§ **提示文**:
□ □ □ □ □

一方、制御用ECU209は、センサ207により検出された操舵角の変化率から操舵開始を検出しない場合は(S301)操舵開始における操舵補助力として、外周側系統のモータ出力を使用するように設定する(S303)。この外周側系統とは、例えば第2系統巻線21である。なお、操舵開始を検出しない場合は、外周側系統だけではなく内周側系統も使用するように制御してもよい。
上記のようにすることで、操舵開始直後の操舵補助力付与の応答性が良くなり、操舵性を向上させることができる。上記は、特に、急な操舵の場合や、高速運転時に特に好適である。
上述した実施の形態によれば、以下に説明するような作用効果を奏することができる。 図3,4,6に示すように、モータは、ステータコア9に分布巻で配置され、複数のインバータに個別に接続される独立した複数の系統巻線20,21と、ステータコア9のスロット9bに設けられ、異なる系統巻線20,21間に配置されるスロット内絶縁部材15と、を備え、複数の系統巻線20,21は、ステータコア9に形成されたスロット9bの内周側に配置される第1系統巻線20と、内周側に配置される第1系統巻線20よりもスロット9bの外周側に配置される第2系統巻線21とで構成される。

□ □ □ □ □

§ **課題**:
1. 提示文の「一方、制御用ECU209は、」から「高速運転時に特に好適である。」までを、両端も含めて書き写し、その際「操舵補助力」を「アシスト力」に改めてください。
2. 系統巻線を備えたモータに関する提示文の最後の文に続けて、その先を書いてください。
資料は、ここでは一切使用しません。

□ □ □ □ □

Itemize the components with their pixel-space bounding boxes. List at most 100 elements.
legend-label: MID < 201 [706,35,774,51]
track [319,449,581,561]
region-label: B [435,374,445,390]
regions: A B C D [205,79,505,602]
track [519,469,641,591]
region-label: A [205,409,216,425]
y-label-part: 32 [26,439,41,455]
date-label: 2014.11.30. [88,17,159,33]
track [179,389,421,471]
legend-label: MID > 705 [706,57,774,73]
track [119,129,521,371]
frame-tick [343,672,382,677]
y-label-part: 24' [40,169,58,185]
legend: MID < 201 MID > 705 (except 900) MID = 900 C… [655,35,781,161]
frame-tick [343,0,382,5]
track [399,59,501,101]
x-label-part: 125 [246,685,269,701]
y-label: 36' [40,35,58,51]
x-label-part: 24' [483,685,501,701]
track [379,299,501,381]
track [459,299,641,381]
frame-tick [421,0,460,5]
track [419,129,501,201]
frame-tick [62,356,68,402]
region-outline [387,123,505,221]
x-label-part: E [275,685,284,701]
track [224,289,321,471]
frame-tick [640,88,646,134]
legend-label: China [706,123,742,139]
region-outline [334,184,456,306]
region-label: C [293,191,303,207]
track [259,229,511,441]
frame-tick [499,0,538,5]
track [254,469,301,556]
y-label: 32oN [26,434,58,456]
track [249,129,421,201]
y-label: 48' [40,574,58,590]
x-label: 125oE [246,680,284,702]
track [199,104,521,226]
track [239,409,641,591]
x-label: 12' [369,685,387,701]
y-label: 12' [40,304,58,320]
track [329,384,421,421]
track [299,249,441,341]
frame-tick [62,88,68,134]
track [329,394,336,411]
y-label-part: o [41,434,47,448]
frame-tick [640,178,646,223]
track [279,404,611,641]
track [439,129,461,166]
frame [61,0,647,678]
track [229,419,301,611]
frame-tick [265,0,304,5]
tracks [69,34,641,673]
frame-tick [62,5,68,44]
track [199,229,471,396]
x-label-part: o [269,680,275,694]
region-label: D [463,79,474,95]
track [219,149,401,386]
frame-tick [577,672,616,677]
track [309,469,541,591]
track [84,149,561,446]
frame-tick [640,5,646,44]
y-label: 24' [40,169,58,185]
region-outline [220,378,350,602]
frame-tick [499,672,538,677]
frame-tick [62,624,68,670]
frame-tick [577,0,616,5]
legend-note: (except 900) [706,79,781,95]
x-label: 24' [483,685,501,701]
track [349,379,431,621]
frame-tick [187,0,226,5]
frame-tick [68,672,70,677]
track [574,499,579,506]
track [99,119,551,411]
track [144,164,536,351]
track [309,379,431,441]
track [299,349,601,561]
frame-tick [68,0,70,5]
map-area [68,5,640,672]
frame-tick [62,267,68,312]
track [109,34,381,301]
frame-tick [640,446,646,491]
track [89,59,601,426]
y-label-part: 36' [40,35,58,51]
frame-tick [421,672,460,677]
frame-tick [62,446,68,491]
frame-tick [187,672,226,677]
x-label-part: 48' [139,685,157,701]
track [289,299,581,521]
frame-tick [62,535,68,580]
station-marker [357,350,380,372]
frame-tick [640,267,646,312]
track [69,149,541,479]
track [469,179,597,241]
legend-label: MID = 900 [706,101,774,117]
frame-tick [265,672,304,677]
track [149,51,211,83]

□ □ □ □ □

§ **課題の解答**:
1.
一方、制御用ECU209は、センサ207により検出された操舵角の変化率から操舵開始を検出しない場合は(S301)操舵開始におけるアシスト力として、外周側系統のモータ出力を使用するように設定する(S303)。この外周側系統とは、例えば第2系統巻線21である。なお、操舵開始を検出しない場合は、外周側系統だけではなく内周側系統も使用するように制御してもよい。
上記のようにすることで、操舵開始直後のアシスト力付与の応答性が良くなり、操舵性を向上させることができる。上記は、特に、急な操舵の場合や、高速運転時に特に好適である。

2.
このように、異なる系統巻線20,21をステータコア9に形成されたスロット9bの内周側および外周側に配置することで、スロット内およびコイルエンド部のいずれにおいても第1系統巻線20と第2系統巻線21とを分離して配置することができる。そして、スロット内においてはスロット内絶縁部材15が系統巻線20,21間に配置されるので、系統巻線20,21がスロット内絶縁部材15の厚さ分だけ分離され、コイルエンド部において系統巻線20,21間に隙間を形成することが可能となる。その結果、コイルエンド部における系統巻線20,21間の絶縁性能の向上を図ることができる。
さらに、図13に示すように、スロット内絶縁部材15は絶縁紙で形成され、異なる系統巻線20,21間の絶縁部材挿入部15aに折り返し150が形成されることにより、異なる系統巻線20,21間において絶縁紙は複数の層を形成することになる。その結果、スロット内における系統巻線20,21間の絶縁性能をさらに向上させることができると共に、スロット内における系統巻線20,21間の距離がより大きくなり、コイルエンド部における系統巻線20,21間の隙間寸法をより大きくすることができる。
さらに、図3に示すように、内周側に配置される第1系統巻線20のコイルエンド部と外周側に配置される第2系統巻線21のコイルエンド部との間に挿入されるコイルエンド絶縁部材11を設けることで、コイルエンド部における異なる系統巻線20,21の接触を完全に防止することができる。
図7,8に示すように、コイルエンド絶縁部材11のステータコア側の端部に折り返し部111を形成することで、折り返し部111が第2系統巻線21の内周側に接触して引っ掛かり易い。その結果、コイルエンド絶縁部材11が第1系統巻線20と第2系統巻線21との隙間から抜け落ち難くなるという作用効果を奏する。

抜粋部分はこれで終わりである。